## Problem statement
Go through the material below and copy all lines with "title".

## Materials provided

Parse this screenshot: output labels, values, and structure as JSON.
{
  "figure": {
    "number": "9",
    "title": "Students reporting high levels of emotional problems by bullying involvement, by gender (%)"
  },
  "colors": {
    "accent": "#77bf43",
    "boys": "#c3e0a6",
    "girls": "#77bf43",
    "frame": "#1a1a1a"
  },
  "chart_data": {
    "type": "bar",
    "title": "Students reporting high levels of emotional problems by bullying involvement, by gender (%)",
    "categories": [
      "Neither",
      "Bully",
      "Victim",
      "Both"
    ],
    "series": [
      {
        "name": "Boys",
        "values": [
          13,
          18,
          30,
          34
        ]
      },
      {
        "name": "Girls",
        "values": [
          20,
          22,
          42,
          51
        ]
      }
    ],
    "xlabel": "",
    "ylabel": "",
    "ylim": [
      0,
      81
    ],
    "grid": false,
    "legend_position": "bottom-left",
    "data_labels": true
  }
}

## Exercise output
    "title": "Students reporting high levels of emotional problems by bullying involvement, by gender (%)"
    "title": "Students reporting high levels of emotional problems by bullying involvement, by gender (%)",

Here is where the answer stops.